● Set problem: Repeat each line word for word.

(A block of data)

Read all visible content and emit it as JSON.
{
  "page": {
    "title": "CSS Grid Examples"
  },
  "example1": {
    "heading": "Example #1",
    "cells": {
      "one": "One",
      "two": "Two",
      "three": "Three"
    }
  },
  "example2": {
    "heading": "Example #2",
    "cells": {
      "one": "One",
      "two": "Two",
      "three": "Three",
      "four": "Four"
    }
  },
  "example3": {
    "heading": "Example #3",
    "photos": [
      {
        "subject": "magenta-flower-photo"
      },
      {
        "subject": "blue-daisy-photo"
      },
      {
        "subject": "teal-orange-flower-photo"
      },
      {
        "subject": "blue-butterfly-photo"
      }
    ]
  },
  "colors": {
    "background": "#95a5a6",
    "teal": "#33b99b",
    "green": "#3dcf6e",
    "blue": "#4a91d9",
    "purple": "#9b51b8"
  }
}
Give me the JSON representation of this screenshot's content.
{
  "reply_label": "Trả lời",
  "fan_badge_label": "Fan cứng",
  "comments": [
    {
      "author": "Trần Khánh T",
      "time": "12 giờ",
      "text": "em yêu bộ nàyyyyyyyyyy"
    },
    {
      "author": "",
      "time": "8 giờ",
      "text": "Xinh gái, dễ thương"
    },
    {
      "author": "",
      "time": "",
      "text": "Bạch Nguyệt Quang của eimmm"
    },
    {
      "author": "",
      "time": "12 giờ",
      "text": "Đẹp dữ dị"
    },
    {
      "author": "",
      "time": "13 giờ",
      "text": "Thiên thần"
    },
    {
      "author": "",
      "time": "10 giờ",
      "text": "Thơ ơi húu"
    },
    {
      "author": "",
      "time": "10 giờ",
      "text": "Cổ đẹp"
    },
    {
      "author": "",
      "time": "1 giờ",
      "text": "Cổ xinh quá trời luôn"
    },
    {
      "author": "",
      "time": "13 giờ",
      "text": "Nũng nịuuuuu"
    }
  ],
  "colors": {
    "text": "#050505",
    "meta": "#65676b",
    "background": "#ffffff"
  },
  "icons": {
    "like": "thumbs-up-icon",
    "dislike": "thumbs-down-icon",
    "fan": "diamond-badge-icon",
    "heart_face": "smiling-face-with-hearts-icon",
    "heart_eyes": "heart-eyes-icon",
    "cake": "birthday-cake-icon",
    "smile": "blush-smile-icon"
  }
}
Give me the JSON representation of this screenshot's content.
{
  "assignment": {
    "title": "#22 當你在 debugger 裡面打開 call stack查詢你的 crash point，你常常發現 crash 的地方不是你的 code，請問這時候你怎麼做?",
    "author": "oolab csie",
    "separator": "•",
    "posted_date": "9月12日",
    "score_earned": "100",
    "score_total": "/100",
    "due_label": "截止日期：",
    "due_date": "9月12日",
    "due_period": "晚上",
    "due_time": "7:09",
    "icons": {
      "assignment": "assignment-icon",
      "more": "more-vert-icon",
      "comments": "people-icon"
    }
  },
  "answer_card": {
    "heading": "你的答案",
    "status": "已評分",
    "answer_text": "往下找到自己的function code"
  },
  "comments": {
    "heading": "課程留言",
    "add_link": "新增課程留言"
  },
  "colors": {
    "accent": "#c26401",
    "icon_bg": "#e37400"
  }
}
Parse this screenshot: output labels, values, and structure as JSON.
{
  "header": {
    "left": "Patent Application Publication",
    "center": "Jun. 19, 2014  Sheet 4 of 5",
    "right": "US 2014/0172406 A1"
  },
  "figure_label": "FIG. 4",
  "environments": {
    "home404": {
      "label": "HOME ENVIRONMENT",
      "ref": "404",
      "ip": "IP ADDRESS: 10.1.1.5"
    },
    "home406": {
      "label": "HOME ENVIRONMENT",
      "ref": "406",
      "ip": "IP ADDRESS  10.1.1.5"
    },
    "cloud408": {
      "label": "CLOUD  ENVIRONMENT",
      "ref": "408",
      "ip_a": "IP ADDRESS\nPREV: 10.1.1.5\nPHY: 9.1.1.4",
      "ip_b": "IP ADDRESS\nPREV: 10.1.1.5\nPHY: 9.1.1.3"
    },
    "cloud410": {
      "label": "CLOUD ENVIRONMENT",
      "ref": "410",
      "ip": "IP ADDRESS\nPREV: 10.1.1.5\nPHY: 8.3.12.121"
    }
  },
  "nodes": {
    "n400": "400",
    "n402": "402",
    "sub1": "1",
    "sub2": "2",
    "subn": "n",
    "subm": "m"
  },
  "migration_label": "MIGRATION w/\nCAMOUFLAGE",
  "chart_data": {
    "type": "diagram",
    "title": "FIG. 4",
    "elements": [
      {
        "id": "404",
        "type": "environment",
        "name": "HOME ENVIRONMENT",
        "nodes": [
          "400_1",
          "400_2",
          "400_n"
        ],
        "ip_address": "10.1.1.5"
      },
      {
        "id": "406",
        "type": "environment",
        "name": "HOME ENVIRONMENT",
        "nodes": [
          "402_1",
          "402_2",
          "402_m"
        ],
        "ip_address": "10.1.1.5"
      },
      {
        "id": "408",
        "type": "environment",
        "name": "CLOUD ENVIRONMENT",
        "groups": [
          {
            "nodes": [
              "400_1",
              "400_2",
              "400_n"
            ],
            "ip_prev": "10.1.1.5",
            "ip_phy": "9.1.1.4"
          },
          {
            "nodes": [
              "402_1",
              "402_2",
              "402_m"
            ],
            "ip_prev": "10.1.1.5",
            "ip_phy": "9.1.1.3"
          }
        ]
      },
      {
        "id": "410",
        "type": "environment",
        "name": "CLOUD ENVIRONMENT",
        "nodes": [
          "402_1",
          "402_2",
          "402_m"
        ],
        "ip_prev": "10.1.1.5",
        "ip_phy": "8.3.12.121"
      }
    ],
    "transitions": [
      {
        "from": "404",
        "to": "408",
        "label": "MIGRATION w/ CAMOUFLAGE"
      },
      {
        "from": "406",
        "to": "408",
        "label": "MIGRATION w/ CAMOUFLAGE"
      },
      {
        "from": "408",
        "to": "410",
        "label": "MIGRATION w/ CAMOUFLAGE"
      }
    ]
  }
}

● Written solution:
Read all visible content and emit it as JSON.
{
  "page": {
    "title": "CSS Grid Examples"
  },
  "example1": {
    "heading": "Example #1",
    "cells": {
      "one": "One",
      "two": "Two",
      "three": "Three"
    }
  },
  "example2": {
    "heading": "Example #2",
    "cells": {
      "one": "One",
      "two": "Two",
      "three": "Three",
      "four": "Four"
    }
  },
  "example3": {
    "heading": "Example #3",
    "photos": [
      {
        "subject": "magenta-flower-photo"
      },
      {
        "subject": "blue-daisy-photo"
      },
      {
        "subject": "teal-orange-flower-photo"
      },
      {
        "subject": "blue-butterfly-photo"
      }
    ]
  },
  "colors": {
    "background": "#95a5a6",
    "teal": "#33b99b",
    "green": "#3dcf6e",
    "blue": "#4a91d9",
    "purple": "#9b51b8"
  }
}
Give me the JSON representation of this screenshot's content.
{
  "reply_label": "Trả lời",
  "fan_badge_label": "Fan cứng",
  "comments": [
    {
      "author": "Trần Khánh T",
      "time": "12 giờ",
      "text": "em yêu bộ nàyyyyyyyyyy"
    },
    {
      "author": "",
      "time": "8 giờ",
      "text": "Xinh gái, dễ thương"
    },
    {
      "author": "",
      "time": "",
      "text": "Bạch Nguyệt Quang của eimmm"
    },
    {
      "author": "",
      "time": "12 giờ",
      "text": "Đẹp dữ dị"
    },
    {
      "author": "",
      "time": "13 giờ",
      "text": "Thiên thần"
    },
    {
      "author": "",
      "time": "10 giờ",
      "text": "Thơ ơi húu"
    },
    {
      "author": "",
      "time": "10 giờ",
      "text": "Cổ đẹp"
    },
    {
      "author": "",
      "time": "1 giờ",
      "text": "Cổ xinh quá trời luôn"
    },
    {
      "author": "",
      "time": "13 giờ",
      "text": "Nũng nịuuuuu"
    }
  ],
  "colors": {
    "text": "#050505",
    "meta": "#65676b",
    "background": "#ffffff"
  },
  "icons": {
    "like": "thumbs-up-icon",
    "dislike": "thumbs-down-icon",
    "fan": "diamond-badge-icon",
    "heart_face": "smiling-face-with-hearts-icon",
    "heart_eyes": "heart-eyes-icon",
    "cake": "birthday-cake-icon",
    "smile": "blush-smile-icon"
  }
}
Give me the JSON representation of this screenshot's content.
{
  "assignment": {
    "title": "#22 當你在 debugger 裡面打開 call stack查詢你的 crash point，你常常發現 crash 的地方不是你的 code，請問這時候你怎麼做?",
    "author": "oolab csie",
    "separator": "•",
    "posted_date": "9月12日",
    "score_earned": "100",
    "score_total": "/100",
    "due_label": "截止日期：",
    "due_date": "9月12日",
    "due_period": "晚上",
    "due_time": "7:09",
    "icons": {
      "assignment": "assignment-icon",
      "more": "more-vert-icon",
      "comments": "people-icon"
    }
  },
  "answer_card": {
    "heading": "你的答案",
    "status": "已評分",
    "answer_text": "往下找到自己的function code"
  },
  "comments": {
    "heading": "課程留言",
    "add_link": "新增課程留言"
  },
  "colors": {
    "accent": "#c26401",
    "icon_bg": "#e37400"
  }
}
Parse this screenshot: output labels, values, and structure as JSON.
{
  "header": {
    "left": "Patent Application Publication",
    "center": "Jun. 19, 2014  Sheet 4 of 5",
    "right": "US 2014/0172406 A1"
  },
  "figure_label": "FIG. 4",
  "environments": {
    "home404": {
      "label": "HOME ENVIRONMENT",
      "ref": "404",
      "ip": "IP ADDRESS: 10.1.1.5"
    },
    "home406": {
      "label": "HOME ENVIRONMENT",
      "ref": "406",
      "ip": "IP ADDRESS  10.1.1.5"
    },
    "cloud408": {
      "label": "CLOUD  ENVIRONMENT",
      "ref": "408",
      "ip_a": "IP ADDRESS\nPREV: 10.1.1.5\nPHY: 9.1.1.4",
      "ip_b": "IP ADDRESS\nPREV: 10.1.1.5\nPHY: 9.1.1.3"
    },
    "cloud410": {
      "label": "CLOUD ENVIRONMENT",
      "ref": "410",
      "ip": "IP ADDRESS\nPREV: 10.1.1.5\nPHY: 8.3.12.121"
    }
  },
  "nodes": {
    "n400": "400",
    "n402": "402",
    "sub1": "1",
    "sub2": "2",
    "subn": "n",
    "subm": "m"
  },
  "migration_label": "MIGRATION w/\nCAMOUFLAGE",
  "chart_data": {
    "type": "diagram",
    "title": "FIG. 4",
    "elements": [
      {
        "id": "404",
        "type": "environment",
        "name": "HOME ENVIRONMENT",
        "nodes": [
          "400_1",
          "400_2",
          "400_n"
        ],
        "ip_address": "10.1.1.5"
      },
      {
        "id": "406",
        "type": "environment",
        "name": "HOME ENVIRONMENT",
        "nodes": [
          "402_1",
          "402_2",
          "402_m"
        ],
        "ip_address": "10.1.1.5"
      },
      {
        "id": "408",
        "type": "environment",
        "name": "CLOUD ENVIRONMENT",
        "groups": [
          {
            "nodes": [
              "400_1",
              "400_2",
              "400_n"
            ],
            "ip_prev": "10.1.1.5",
            "ip_phy": "9.1.1.4"
          },
          {
            "nodes": [
              "402_1",
              "402_2",
              "402_m"
            ],
            "ip_prev": "10.1.1.5",
            "ip_phy": "9.1.1.3"
          }
        ]
      },
      {
        "id": "410",
        "type": "environment",
        "name": "CLOUD ENVIRONMENT",
        "nodes": [
          "402_1",
          "402_2",
          "402_m"
        ],
        "ip_prev": "10.1.1.5",
        "ip_phy": "8.3.12.121"
      }
    ],
    "transitions": [
      {
        "from": "404",
        "to": "408",
        "label": "MIGRATION w/ CAMOUFLAGE"
      },
      {
        "from": "406",
        "to": "408",
        "label": "MIGRATION w/ CAMOUFLAGE"
      },
      {
        "from": "408",
        "to": "410",
        "label": "MIGRATION w/ CAMOUFLAGE"
      }
    ]
  }
}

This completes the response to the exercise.